═════ Material provided ═════

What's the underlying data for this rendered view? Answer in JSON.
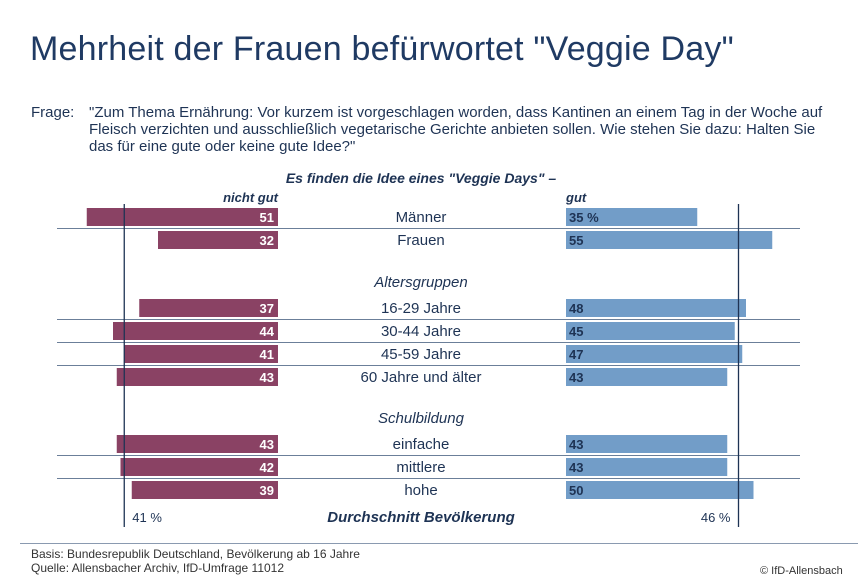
{
  "title": "Mehrheit der Frauen befürwortet \"Veggie Day\"",
  "question_label": "Frage:",
  "question": "\"Zum Thema Ernährung: Vor kurzem ist vorgeschlagen worden, dass Kantinen an einem Tag in der Woche auf Fleisch verzichten und ausschließlich vegetarische Gerichte anbieten sollen. Wie stehen Sie dazu: Halten Sie das für eine gute oder keine gute Idee?\"",
  "chart_data": {
    "type": "bar",
    "subtitle": "Es finden die Idee eines \"Veggie Days\" –",
    "left_label": "nicht gut",
    "right_label": "gut",
    "colors": {
      "nicht_gut": "#8a4264",
      "gut": "#729dc8"
    },
    "groups": [
      {
        "heading": "",
        "rows": [
          {
            "category": "Männer",
            "nicht_gut": 51,
            "gut": 35,
            "gut_label": "35 %"
          },
          {
            "category": "Frauen",
            "nicht_gut": 32,
            "gut": 55,
            "gut_label": "55"
          }
        ]
      },
      {
        "heading": "Altersgruppen",
        "rows": [
          {
            "category": "16-29 Jahre",
            "nicht_gut": 37,
            "gut": 48,
            "gut_label": "48"
          },
          {
            "category": "30-44 Jahre",
            "nicht_gut": 44,
            "gut": 45,
            "gut_label": "45"
          },
          {
            "category": "45-59 Jahre",
            "nicht_gut": 41,
            "gut": 47,
            "gut_label": "47"
          },
          {
            "category": "60 Jahre und älter",
            "nicht_gut": 43,
            "gut": 43,
            "gut_label": "43"
          }
        ]
      },
      {
        "heading": "Schulbildung",
        "rows": [
          {
            "category": "einfache",
            "nicht_gut": 43,
            "gut": 43,
            "gut_label": "43"
          },
          {
            "category": "mittlere",
            "nicht_gut": 42,
            "gut": 43,
            "gut_label": "43"
          },
          {
            "category": "hohe",
            "nicht_gut": 39,
            "gut": 50,
            "gut_label": "50"
          }
        ]
      }
    ],
    "average": {
      "label": "Durchschnitt Bevölkerung",
      "nicht_gut": 41,
      "gut": 46,
      "nicht_gut_label": "41 %",
      "gut_label": "46 %"
    }
  },
  "footer": {
    "basis": "Basis: Bundesrepublik Deutschland, Bevölkerung ab 16 Jahre",
    "source": "Quelle: Allensbacher Archiv, IfD-Umfrage 11012",
    "copyright": "© IfD-Allensbach"
  }
}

═════

**Task requirements**
Gather up the lines containing the word "heading" from these records and copy them.

**Reply**
        "heading": "",
        "heading": "Altersgruppen",
        "heading": "Schulbildung",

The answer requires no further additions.